Exercise goal →
Go through the listing and copy each line with the string "grupa".

Data extracted from a collection
START

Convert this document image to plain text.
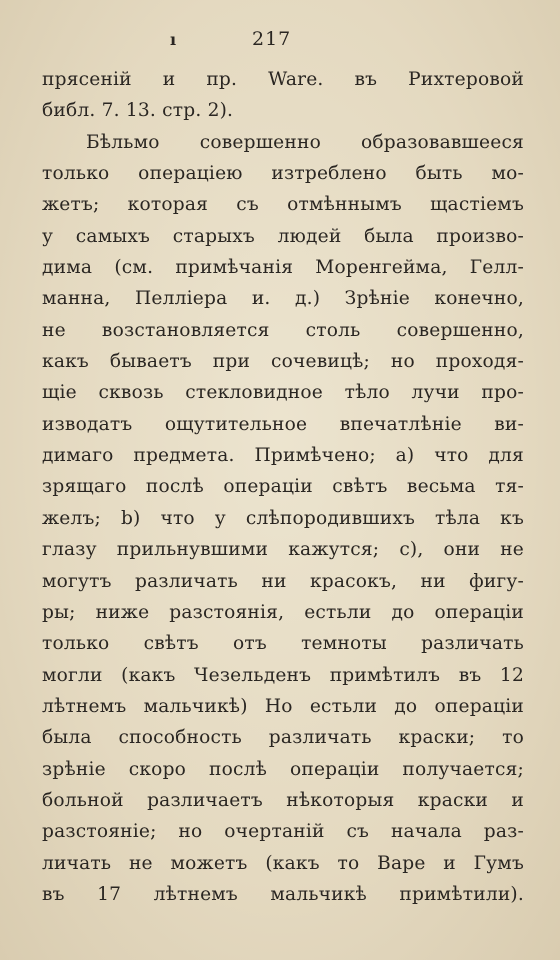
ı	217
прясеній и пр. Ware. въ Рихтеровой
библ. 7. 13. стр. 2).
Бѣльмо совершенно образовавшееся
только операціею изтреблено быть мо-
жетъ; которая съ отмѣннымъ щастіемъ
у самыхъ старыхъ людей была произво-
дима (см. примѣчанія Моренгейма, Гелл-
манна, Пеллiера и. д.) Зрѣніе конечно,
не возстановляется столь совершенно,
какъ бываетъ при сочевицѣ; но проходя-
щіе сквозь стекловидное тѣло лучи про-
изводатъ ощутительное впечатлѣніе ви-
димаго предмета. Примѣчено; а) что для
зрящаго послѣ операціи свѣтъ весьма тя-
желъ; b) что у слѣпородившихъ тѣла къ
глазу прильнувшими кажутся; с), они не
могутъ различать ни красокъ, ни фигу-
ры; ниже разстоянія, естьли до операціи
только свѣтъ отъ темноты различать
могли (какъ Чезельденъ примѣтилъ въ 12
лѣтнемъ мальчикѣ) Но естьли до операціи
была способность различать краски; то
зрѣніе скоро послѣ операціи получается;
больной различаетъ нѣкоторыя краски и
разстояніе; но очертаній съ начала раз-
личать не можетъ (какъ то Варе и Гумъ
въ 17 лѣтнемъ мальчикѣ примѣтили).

END
START

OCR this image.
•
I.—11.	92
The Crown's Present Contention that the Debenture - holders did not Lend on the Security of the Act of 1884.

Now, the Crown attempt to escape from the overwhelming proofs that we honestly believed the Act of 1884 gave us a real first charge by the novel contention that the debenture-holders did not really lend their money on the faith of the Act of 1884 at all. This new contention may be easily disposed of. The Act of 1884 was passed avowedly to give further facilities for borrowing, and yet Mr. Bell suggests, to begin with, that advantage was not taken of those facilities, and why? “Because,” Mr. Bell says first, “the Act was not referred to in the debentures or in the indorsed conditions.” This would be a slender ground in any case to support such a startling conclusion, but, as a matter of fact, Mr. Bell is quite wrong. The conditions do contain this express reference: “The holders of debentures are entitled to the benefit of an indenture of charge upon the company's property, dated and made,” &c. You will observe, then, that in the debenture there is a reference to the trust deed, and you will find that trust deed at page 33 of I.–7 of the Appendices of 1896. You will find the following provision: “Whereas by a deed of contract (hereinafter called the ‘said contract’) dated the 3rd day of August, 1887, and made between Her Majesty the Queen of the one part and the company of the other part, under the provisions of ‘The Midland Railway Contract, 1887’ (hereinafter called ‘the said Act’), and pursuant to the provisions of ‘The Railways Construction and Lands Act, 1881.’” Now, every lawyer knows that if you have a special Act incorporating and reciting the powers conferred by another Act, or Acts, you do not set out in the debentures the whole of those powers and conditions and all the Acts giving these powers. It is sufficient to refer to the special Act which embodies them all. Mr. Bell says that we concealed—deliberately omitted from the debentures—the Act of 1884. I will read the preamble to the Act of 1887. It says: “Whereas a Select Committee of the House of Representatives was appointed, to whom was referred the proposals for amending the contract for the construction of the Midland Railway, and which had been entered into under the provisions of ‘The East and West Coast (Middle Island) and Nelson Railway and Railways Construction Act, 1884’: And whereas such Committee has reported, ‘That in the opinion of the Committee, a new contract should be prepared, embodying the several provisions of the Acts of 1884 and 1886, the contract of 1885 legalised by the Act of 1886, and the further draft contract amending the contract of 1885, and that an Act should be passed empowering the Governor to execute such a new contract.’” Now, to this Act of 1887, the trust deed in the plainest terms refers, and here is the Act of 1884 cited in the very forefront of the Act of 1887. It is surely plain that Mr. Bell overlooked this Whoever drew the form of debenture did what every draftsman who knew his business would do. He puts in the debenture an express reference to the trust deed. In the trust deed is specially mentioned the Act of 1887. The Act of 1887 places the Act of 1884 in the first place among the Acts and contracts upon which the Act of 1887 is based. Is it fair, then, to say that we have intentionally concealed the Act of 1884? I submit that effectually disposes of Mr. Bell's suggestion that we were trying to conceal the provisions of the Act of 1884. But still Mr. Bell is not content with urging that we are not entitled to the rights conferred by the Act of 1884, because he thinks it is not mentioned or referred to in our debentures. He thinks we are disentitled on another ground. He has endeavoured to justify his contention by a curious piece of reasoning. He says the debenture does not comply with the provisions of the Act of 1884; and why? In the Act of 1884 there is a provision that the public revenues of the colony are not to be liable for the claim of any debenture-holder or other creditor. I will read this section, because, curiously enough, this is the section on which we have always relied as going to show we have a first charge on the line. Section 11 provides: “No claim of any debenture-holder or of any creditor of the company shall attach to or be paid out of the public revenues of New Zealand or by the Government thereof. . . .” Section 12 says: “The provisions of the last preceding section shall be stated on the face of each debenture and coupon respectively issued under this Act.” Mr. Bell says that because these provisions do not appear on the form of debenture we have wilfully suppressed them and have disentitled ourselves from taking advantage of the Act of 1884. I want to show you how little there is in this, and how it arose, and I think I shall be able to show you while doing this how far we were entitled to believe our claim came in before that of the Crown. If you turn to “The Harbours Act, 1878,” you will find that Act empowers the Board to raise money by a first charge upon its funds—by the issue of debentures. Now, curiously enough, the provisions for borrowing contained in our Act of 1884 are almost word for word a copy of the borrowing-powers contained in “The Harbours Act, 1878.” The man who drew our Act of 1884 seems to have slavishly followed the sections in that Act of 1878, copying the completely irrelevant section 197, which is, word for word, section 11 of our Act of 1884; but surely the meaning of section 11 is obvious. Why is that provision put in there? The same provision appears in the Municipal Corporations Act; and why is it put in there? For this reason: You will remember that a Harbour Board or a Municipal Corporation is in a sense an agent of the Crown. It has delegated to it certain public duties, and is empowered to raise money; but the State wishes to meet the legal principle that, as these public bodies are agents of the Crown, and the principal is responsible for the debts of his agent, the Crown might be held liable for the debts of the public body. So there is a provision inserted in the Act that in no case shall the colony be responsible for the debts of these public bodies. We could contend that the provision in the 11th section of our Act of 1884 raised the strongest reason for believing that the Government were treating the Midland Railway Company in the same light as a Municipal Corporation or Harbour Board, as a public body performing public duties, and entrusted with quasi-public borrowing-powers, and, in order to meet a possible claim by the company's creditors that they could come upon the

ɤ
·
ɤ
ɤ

END
START

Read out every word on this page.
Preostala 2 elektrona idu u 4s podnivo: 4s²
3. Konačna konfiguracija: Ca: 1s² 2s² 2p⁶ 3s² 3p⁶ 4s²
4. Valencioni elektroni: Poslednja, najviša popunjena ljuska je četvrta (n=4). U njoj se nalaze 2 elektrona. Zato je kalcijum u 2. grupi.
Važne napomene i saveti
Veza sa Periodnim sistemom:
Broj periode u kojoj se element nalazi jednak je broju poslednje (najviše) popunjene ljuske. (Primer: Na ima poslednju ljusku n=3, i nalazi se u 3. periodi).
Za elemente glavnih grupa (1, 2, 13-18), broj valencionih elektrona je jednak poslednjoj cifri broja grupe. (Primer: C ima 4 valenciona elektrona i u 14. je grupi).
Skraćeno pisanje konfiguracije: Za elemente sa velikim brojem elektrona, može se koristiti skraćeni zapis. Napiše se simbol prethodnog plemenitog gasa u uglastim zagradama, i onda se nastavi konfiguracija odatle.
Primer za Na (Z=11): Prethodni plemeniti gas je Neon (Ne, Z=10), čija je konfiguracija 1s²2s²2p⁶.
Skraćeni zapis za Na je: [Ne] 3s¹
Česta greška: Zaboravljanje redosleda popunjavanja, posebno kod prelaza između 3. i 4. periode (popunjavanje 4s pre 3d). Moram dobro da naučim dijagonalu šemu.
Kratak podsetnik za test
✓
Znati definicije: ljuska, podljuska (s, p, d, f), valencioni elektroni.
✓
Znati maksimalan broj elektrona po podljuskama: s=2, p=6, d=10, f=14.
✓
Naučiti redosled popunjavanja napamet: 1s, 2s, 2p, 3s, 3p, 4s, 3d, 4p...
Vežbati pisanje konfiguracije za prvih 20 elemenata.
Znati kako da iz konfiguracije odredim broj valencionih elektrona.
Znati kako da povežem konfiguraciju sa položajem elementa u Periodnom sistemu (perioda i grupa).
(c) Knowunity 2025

END

Solution to this problem →
Za elemente glavnih grupa (1, 2, 13-18), broj valencionih elektrona je jednak poslednjoj cifri broja grupe. (Primer: C ima 4 valenciona elektrona i u 14. je grupi).
Znati kako da povežem konfiguraciju sa položajem elementa u Periodnom sistemu (perioda i grupa).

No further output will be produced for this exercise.